Exercise requirements = Transcribe every line of the listing below without any deviation.

Collected data entries =
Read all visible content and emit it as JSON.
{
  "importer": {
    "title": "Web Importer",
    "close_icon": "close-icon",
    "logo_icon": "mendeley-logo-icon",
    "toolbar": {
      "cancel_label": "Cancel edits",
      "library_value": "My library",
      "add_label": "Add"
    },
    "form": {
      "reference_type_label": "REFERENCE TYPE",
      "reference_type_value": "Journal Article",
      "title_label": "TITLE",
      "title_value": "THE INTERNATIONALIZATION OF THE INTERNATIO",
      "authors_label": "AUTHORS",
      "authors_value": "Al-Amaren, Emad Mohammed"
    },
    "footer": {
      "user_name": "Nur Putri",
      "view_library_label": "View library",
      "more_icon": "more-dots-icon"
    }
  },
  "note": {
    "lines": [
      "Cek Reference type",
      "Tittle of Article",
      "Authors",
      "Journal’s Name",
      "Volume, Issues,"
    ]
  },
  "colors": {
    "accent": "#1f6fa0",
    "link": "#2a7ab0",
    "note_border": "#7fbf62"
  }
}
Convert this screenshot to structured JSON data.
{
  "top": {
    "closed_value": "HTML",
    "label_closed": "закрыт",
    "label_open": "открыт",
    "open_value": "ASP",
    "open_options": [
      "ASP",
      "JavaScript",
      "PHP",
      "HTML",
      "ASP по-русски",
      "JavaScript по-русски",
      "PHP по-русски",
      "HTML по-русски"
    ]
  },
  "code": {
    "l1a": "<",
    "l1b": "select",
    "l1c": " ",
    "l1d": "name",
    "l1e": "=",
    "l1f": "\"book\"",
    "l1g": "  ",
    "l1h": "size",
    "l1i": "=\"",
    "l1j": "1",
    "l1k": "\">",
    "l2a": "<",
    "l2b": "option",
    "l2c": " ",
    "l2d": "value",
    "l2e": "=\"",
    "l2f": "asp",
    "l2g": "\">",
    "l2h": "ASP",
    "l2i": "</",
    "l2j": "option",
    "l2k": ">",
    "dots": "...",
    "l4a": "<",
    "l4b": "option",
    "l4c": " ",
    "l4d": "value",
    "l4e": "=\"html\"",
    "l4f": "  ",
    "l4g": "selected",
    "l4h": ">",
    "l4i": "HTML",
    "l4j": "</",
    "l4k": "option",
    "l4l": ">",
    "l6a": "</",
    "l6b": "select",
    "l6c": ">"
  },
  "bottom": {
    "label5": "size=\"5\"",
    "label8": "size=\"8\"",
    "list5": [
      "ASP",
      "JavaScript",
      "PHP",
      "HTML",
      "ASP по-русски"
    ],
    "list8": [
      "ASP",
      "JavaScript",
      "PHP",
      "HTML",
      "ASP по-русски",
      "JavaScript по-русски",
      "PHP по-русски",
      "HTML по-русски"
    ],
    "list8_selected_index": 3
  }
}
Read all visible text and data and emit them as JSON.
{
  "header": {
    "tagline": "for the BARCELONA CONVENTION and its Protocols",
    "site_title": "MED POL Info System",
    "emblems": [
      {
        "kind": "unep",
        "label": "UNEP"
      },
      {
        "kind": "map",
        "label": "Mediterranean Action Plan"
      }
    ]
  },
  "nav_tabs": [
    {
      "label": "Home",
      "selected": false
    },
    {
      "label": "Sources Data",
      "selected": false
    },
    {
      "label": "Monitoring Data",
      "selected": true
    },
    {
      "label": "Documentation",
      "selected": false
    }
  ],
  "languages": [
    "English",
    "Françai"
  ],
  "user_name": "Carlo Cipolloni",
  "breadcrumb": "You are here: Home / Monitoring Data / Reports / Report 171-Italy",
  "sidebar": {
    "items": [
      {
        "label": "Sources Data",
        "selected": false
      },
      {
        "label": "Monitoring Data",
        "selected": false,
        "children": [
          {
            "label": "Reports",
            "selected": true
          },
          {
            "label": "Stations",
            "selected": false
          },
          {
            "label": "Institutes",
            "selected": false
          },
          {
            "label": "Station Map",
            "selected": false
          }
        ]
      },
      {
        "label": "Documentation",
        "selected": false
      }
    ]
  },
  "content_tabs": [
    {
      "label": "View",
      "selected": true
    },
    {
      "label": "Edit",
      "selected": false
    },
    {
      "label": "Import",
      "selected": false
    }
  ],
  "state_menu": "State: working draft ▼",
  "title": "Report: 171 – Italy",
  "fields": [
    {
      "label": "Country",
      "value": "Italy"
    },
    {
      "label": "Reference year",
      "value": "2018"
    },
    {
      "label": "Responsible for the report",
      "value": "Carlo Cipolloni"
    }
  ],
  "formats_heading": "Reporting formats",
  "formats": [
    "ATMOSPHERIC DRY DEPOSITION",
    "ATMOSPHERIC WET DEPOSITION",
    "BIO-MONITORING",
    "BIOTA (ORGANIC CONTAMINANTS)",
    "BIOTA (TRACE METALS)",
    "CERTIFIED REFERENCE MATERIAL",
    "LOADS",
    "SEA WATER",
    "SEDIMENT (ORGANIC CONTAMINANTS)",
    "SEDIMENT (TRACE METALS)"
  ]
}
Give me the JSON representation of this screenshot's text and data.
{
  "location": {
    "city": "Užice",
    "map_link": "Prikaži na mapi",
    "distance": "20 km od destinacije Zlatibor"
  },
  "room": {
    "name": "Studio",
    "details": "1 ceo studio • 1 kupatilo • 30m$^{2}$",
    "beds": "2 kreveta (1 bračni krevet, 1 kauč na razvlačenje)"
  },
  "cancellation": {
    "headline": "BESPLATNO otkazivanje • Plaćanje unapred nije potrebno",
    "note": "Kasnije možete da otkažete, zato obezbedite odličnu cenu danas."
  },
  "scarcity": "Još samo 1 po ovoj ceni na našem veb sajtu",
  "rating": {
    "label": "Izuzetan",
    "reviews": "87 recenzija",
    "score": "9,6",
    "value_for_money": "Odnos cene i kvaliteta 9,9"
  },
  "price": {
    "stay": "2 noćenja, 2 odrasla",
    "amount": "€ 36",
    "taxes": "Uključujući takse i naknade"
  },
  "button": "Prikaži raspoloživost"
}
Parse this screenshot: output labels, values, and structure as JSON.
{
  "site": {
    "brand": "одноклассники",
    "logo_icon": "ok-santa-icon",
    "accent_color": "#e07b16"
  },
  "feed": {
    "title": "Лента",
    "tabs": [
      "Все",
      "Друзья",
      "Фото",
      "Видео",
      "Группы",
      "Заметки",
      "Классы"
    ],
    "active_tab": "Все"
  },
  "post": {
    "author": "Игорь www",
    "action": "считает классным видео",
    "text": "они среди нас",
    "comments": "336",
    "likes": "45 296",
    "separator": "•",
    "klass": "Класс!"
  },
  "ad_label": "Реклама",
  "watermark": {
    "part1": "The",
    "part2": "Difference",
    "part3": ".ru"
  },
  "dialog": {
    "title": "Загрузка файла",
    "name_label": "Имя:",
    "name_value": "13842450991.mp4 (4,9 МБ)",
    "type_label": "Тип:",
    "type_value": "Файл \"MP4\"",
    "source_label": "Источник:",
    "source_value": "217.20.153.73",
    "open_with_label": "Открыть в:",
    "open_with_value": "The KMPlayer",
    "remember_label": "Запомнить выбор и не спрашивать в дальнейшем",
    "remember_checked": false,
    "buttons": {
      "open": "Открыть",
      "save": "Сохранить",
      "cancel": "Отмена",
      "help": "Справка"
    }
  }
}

Result of this exercise =
Read all visible content and emit it as JSON.
{
  "importer": {
    "title": "Web Importer",
    "close_icon": "close-icon",
    "logo_icon": "mendeley-logo-icon",
    "toolbar": {
      "cancel_label": "Cancel edits",
      "library_value": "My library",
      "add_label": "Add"
    },
    "form": {
      "reference_type_label": "REFERENCE TYPE",
      "reference_type_value": "Journal Article",
      "title_label": "TITLE",
      "title_value": "THE INTERNATIONALIZATION OF THE INTERNATIO",
      "authors_label": "AUTHORS",
      "authors_value": "Al-Amaren, Emad Mohammed"
    },
    "footer": {
      "user_name": "Nur Putri",
      "view_library_label": "View library",
      "more_icon": "more-dots-icon"
    }
  },
  "note": {
    "lines": [
      "Cek Reference type",
      "Tittle of Article",
      "Authors",
      "Journal’s Name",
      "Volume, Issues,"
    ]
  },
  "colors": {
    "accent": "#1f6fa0",
    "link": "#2a7ab0",
    "note_border": "#7fbf62"
  }
}
Convert this screenshot to structured JSON data.
{
  "top": {
    "closed_value": "HTML",
    "label_closed": "закрыт",
    "label_open": "открыт",
    "open_value": "ASP",
    "open_options": [
      "ASP",
      "JavaScript",
      "PHP",
      "HTML",
      "ASP по-русски",
      "JavaScript по-русски",
      "PHP по-русски",
      "HTML по-русски"
    ]
  },
  "code": {
    "l1a": "<",
    "l1b": "select",
    "l1c": " ",
    "l1d": "name",
    "l1e": "=",
    "l1f": "\"book\"",
    "l1g": "  ",
    "l1h": "size",
    "l1i": "=\"",
    "l1j": "1",
    "l1k": "\">",
    "l2a": "<",
    "l2b": "option",
    "l2c": " ",
    "l2d": "value",
    "l2e": "=\"",
    "l2f": "asp",
    "l2g": "\">",
    "l2h": "ASP",
    "l2i": "</",
    "l2j": "option",
    "l2k": ">",
    "dots": "...",
    "l4a": "<",
    "l4b": "option",
    "l4c": " ",
    "l4d": "value",
    "l4e": "=\"html\"",
    "l4f": "  ",
    "l4g": "selected",
    "l4h": ">",
    "l4i": "HTML",
    "l4j": "</",
    "l4k": "option",
    "l4l": ">",
    "l6a": "</",
    "l6b": "select",
    "l6c": ">"
  },
  "bottom": {
    "label5": "size=\"5\"",
    "label8": "size=\"8\"",
    "list5": [
      "ASP",
      "JavaScript",
      "PHP",
      "HTML",
      "ASP по-русски"
    ],
    "list8": [
      "ASP",
      "JavaScript",
      "PHP",
      "HTML",
      "ASP по-русски",
      "JavaScript по-русски",
      "PHP по-русски",
      "HTML по-русски"
    ],
    "list8_selected_index": 3
  }
}
Read all visible text and data and emit them as JSON.
{
  "header": {
    "tagline": "for the BARCELONA CONVENTION and its Protocols",
    "site_title": "MED POL Info System",
    "emblems": [
      {
        "kind": "unep",
        "label": "UNEP"
      },
      {
        "kind": "map",
        "label": "Mediterranean Action Plan"
      }
    ]
  },
  "nav_tabs": [
    {
      "label": "Home",
      "selected": false
    },
    {
      "label": "Sources Data",
      "selected": false
    },
    {
      "label": "Monitoring Data",
      "selected": true
    },
    {
      "label": "Documentation",
      "selected": false
    }
  ],
  "languages": [
    "English",
    "Françai"
  ],
  "user_name": "Carlo Cipolloni",
  "breadcrumb": "You are here: Home / Monitoring Data / Reports / Report 171-Italy",
  "sidebar": {
    "items": [
      {
        "label": "Sources Data",
        "selected": false
      },
      {
        "label": "Monitoring Data",
        "selected": false,
        "children": [
          {
            "label": "Reports",
            "selected": true
          },
          {
            "label": "Stations",
            "selected": false
          },
          {
            "label": "Institutes",
            "selected": false
          },
          {
            "label": "Station Map",
            "selected": false
          }
        ]
      },
      {
        "label": "Documentation",
        "selected": false
      }
    ]
  },
  "content_tabs": [
    {
      "label": "View",
      "selected": true
    },
    {
      "label": "Edit",
      "selected": false
    },
    {
      "label": "Import",
      "selected": false
    }
  ],
  "state_menu": "State: working draft ▼",
  "title": "Report: 171 – Italy",
  "fields": [
    {
      "label": "Country",
      "value": "Italy"
    },
    {
      "label": "Reference year",
      "value": "2018"
    },
    {
      "label": "Responsible for the report",
      "value": "Carlo Cipolloni"
    }
  ],
  "formats_heading": "Reporting formats",
  "formats": [
    "ATMOSPHERIC DRY DEPOSITION",
    "ATMOSPHERIC WET DEPOSITION",
    "BIO-MONITORING",
    "BIOTA (ORGANIC CONTAMINANTS)",
    "BIOTA (TRACE METALS)",
    "CERTIFIED REFERENCE MATERIAL",
    "LOADS",
    "SEA WATER",
    "SEDIMENT (ORGANIC CONTAMINANTS)",
    "SEDIMENT (TRACE METALS)"
  ]
}
Give me the JSON representation of this screenshot's text and data.
{
  "location": {
    "city": "Užice",
    "map_link": "Prikaži na mapi",
    "distance": "20 km od destinacije Zlatibor"
  },
  "room": {
    "name": "Studio",
    "details": "1 ceo studio • 1 kupatilo • 30m$^{2}$",
    "beds": "2 kreveta (1 bračni krevet, 1 kauč na razvlačenje)"
  },
  "cancellation": {
    "headline": "BESPLATNO otkazivanje • Plaćanje unapred nije potrebno",
    "note": "Kasnije možete da otkažete, zato obezbedite odličnu cenu danas."
  },
  "scarcity": "Još samo 1 po ovoj ceni na našem veb sajtu",
  "rating": {
    "label": "Izuzetan",
    "reviews": "87 recenzija",
    "score": "9,6",
    "value_for_money": "Odnos cene i kvaliteta 9,9"
  },
  "price": {
    "stay": "2 noćenja, 2 odrasla",
    "amount": "€ 36",
    "taxes": "Uključujući takse i naknade"
  },
  "button": "Prikaži raspoloživost"
}
Parse this screenshot: output labels, values, and structure as JSON.
{
  "site": {
    "brand": "одноклассники",
    "logo_icon": "ok-santa-icon",
    "accent_color": "#e07b16"
  },
  "feed": {
    "title": "Лента",
    "tabs": [
      "Все",
      "Друзья",
      "Фото",
      "Видео",
      "Группы",
      "Заметки",
      "Классы"
    ],
    "active_tab": "Все"
  },
  "post": {
    "author": "Игорь www",
    "action": "считает классным видео",
    "text": "они среди нас",
    "comments": "336",
    "likes": "45 296",
    "separator": "•",
    "klass": "Класс!"
  },
  "ad_label": "Реклама",
  "watermark": {
    "part1": "The",
    "part2": "Difference",
    "part3": ".ru"
  },
  "dialog": {
    "title": "Загрузка файла",
    "name_label": "Имя:",
    "name_value": "13842450991.mp4 (4,9 МБ)",
    "type_label": "Тип:",
    "type_value": "Файл \"MP4\"",
    "source_label": "Источник:",
    "source_value": "217.20.153.73",
    "open_with_label": "Открыть в:",
    "open_with_value": "The KMPlayer",
    "remember_label": "Запомнить выбор и не спрашивать в дальнейшем",
    "remember_checked": false,
    "buttons": {
      "open": "Открыть",
      "save": "Сохранить",
      "cancel": "Отмена",
      "help": "Справка"
    }
  }
}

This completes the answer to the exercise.